Pour se distinguer autrement
Michel RIOUX
L’Aut’Journal
Décembre 2013
Décembre 2013
L’homme
se cramponne à la servitude plus souvent qu’elle ne s’impose à lui.
Sénèque
Si
tous les Québécois prenaient connaissance d’une statistique livrée par le
sociologue Pierre Drouilly dans sa préface du livre Ce peuple qui ne fut jamais souverain, de Roger et Jean-François Payette, il est
fort à parier que bien des choses pourraient changer! Et que dit
cette statistique, révélée par une recherche du politologue Jean Laponce ?
Que
depuis la Révolution française de 1791, il s’est tenu près
de 200 référendums de souveraineté. Or les résultats ont tous été positifs, avec une très forte
majorité dans la plupart des cas. Mais il y a deux exceptions : les deux référendums
québécois, de 1980 et de 1995. Ce sont en effet les
deux seuls cas relevés depuis 222 ans, où un peuple a répondu non quand il a
été appelé à se dire oui à lui-même.
Devant
l’histoire, cela nous fait une maudite belle jambe ! On pourrait peut- être
trouver une meilleure façon pour se distinguer, nous qui nous pétons les
bretelles de la société dite distincte.
Les
deux auteurs, père et fils, dressent avec une lucidité qui peut devenir
douloureuse l’état des lieux et les conséquences de ce qu’ils assimilent à la
tentation du suicide politique chez les Québécois.

_Items fournis_.
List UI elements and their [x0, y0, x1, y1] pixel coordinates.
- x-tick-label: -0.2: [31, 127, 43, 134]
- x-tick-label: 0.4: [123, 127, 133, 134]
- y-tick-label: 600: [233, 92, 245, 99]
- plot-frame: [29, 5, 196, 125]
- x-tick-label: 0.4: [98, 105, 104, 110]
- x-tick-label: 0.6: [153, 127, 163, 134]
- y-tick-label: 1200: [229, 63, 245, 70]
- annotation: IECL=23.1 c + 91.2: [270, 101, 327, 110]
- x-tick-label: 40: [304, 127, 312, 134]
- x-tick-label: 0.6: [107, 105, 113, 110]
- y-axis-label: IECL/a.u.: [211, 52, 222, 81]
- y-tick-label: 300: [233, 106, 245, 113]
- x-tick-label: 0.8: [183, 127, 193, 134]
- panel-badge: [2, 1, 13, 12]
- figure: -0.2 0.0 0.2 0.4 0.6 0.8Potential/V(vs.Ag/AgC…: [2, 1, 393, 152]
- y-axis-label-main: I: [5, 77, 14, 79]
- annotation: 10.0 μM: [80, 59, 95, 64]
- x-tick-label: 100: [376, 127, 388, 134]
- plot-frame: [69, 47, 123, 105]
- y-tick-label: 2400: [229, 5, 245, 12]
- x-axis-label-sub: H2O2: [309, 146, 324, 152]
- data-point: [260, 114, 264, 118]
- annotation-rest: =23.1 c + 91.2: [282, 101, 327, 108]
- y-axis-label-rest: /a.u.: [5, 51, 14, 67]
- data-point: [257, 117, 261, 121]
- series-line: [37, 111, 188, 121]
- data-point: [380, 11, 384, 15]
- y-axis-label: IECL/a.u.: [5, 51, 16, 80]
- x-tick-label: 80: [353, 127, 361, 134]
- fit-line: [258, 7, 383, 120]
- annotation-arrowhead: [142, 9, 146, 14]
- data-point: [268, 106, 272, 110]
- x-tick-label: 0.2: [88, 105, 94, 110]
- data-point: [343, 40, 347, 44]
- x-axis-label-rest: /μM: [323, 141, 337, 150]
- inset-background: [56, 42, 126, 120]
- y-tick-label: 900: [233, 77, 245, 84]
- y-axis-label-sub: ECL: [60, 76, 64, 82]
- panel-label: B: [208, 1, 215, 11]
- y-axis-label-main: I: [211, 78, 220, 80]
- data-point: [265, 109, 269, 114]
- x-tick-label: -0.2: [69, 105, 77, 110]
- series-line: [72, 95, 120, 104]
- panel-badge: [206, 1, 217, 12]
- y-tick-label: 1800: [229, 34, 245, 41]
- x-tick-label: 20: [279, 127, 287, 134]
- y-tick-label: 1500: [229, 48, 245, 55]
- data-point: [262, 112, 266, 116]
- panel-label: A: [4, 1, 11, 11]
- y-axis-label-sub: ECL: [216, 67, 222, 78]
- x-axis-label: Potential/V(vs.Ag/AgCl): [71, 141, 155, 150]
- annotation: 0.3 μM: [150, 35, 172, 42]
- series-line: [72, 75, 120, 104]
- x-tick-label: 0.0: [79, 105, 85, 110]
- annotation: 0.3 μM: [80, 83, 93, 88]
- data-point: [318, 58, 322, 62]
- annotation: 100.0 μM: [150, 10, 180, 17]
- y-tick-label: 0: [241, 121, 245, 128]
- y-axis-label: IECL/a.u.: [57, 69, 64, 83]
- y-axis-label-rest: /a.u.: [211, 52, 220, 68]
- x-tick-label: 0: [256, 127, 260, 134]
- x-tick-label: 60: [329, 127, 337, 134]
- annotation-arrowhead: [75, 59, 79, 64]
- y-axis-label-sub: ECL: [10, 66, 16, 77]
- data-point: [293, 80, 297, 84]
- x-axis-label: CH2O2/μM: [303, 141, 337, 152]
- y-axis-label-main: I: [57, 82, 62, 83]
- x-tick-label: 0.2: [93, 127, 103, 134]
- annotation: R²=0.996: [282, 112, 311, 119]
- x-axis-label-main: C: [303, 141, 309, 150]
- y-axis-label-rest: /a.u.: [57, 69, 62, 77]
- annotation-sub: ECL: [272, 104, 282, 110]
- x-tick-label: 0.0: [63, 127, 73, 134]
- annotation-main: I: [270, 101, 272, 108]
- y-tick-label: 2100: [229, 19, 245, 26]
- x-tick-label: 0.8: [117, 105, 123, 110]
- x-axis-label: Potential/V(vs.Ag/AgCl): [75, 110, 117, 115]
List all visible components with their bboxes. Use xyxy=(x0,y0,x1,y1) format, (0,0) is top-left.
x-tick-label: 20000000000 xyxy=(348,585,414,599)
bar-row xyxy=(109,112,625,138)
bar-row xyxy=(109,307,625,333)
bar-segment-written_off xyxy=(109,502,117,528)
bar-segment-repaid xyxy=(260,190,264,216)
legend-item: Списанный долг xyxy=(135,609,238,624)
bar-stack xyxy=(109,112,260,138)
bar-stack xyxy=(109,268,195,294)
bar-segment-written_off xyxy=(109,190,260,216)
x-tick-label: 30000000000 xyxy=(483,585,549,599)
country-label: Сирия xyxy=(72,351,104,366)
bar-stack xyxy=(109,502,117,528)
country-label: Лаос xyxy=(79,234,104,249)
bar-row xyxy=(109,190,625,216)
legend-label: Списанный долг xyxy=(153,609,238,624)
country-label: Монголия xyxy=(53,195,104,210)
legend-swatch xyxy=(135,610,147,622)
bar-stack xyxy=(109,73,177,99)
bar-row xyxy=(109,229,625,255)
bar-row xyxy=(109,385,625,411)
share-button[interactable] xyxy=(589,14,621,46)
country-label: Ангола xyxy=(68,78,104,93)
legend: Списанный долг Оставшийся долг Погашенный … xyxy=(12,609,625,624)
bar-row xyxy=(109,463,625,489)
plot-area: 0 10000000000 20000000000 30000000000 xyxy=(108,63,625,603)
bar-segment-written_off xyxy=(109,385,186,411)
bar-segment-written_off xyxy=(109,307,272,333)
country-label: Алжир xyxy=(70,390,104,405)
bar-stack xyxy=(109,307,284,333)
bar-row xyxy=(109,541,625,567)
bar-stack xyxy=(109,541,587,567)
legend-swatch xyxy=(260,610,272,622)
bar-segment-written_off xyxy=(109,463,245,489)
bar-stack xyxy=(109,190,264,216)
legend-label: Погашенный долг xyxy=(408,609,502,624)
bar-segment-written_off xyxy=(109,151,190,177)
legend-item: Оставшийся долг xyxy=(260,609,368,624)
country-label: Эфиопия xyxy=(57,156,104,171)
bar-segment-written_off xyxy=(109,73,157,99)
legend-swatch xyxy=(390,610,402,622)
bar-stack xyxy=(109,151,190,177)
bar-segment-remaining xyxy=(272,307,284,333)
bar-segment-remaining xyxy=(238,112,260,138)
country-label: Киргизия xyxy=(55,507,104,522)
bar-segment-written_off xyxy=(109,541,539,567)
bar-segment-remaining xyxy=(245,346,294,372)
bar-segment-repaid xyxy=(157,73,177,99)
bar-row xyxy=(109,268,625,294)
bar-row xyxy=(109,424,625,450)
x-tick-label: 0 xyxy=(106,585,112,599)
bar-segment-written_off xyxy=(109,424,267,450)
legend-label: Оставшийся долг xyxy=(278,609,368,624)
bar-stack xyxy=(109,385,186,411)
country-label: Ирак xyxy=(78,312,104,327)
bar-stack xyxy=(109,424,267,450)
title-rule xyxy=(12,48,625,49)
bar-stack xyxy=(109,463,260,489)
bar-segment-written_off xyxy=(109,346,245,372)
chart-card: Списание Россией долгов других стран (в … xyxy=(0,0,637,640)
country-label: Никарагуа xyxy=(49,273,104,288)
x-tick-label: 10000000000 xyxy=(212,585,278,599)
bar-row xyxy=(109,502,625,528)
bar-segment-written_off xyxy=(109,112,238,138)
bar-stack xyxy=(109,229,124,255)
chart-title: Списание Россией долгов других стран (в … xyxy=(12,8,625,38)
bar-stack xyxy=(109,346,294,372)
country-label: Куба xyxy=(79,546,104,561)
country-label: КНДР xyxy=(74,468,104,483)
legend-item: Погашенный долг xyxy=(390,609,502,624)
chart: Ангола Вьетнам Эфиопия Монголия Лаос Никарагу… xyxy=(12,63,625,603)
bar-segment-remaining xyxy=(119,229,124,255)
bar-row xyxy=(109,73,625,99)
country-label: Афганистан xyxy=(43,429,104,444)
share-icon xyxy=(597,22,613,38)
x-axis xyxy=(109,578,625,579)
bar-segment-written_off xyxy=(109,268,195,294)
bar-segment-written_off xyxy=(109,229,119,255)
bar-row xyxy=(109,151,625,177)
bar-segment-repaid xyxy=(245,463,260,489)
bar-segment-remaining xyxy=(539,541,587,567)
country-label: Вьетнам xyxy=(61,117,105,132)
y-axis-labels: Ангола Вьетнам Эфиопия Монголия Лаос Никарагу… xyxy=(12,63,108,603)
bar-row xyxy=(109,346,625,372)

_Travail demandé_.
1. Recopiez le passage du texte sur les référendums québécois qui commence à « Pour se distinguer autrement » et se termine à « Jean Laponce ? ».
2. D'après le texte sur les référendums québécois, les affirmations suivantes sont-elles vraies ? Répondez par oui ou non et citez les mots du texte qui tranchent.
(a) Près de 200 référendums de souveraineté ont eu lieu depuis la Révolution française.
(b) Les Québécois ont répondu oui au référendum de 1995.
(c) Les deux auteurs du livre sont frères.
3. Poursuivez le texte sur les référendums québécois à partir de l'endroit où il s'arrête.
Les items proviennent d'une source distincte du texte.

_Résultats obtenus_.
1.
Pour se distinguer autrement
Michel RIOUX
L’Aut’Journal
Décembre 2013
Décembre 2013
L’homme
se cramponne à la servitude plus souvent qu’elle ne s’impose à lui.
Sénèque
Si
tous les Québécois prenaient connaissance d’une statistique livrée par le
sociologue Pierre Drouilly dans sa préface du livre Ce peuple qui ne fut jamais souverain, de Roger et Jean-François Payette, il est
fort à parier que bien des choses pourraient changer! Et que dit
cette statistique, révélée par une recherche du politologue Jean Laponce ?

2.
(a) Oui : « depuis la Révolution française de 1791, il s’est tenu près de 200 référendums de souveraineté ».
(b) Non : « les deux référendums québécois, de 1980 et de 1995. Ce sont en effet les deux seuls cas relevés depuis 222 ans, où un peuple a répondu non ».
(c) Non : « Les deux auteurs, père et fils ».

3.
Aux deux référendums perdus s’ajoute
l’échec des Patriotes en 1837. Ces trois événements amènent les Québécois
« à se laisser
dominer politiquement par une autre nation, les convainc de remettre la
richesse qu'ils produisent en des mains étrangères, les persuade de vivre en
déshérités du monde en abdiquant collectivement leur responsabilité de
collaborer à une humanité qui se fait.
Cette dépossession se manifeste dans leur renoncement à promouvoir le
bien commun et les entraîne à s’illusionner sur les promesses d’un
individualisme conformiste, à cultiver la confusion dans leurs choix politiques
et à entretenir l’incertitude à leur avenir ».
Un électrochoc, ce livre dont Pierre Drouilly a
écrit qu’il « sera une
pierre blanche sur le long et laborieux chemin suivi par les Québécois dans
leur quête d'eux-mêmes ».
Aux yeux des auteurs, les Québécois se bercent d’illusions en
se faisant accroire que leur salut repose sur leurs performances sur la scène
culturelle. Si les réussites sont indéniables sur ce plan, elles ne peuvent
compenser l’absence d’une réelle prise sur la réalité des choses que seul le
pouvoir politique peut apporter.
C’est une certitude clairement énoncée. « Nous aurons beau présenter de notre condition les
analyses les plus pénétrantes, créer le théâtre le plus bouleversant, écrire
les romans les plus récompensés, rien de toute cette production culturelle ne
nous reposera de notre fatigue ni ne nous libérera de notre dépendance si nous
ne nous décidons pas à prendre le pourvoir politique », soutiennent les Payette.
Alors que le peuple québécois « est
privé du pouvoir politique collectif qui l’a conduit, et le conduit toujours, à
hésiter entre la vie et la mort par cette perpétuelle et violente tentation du
suicide politique, qui ne peut être pour lui qu’une autre impasse
douloureuse », le seul programme politique qui soit recevable consiste à s’assurer une
prise sur le réel.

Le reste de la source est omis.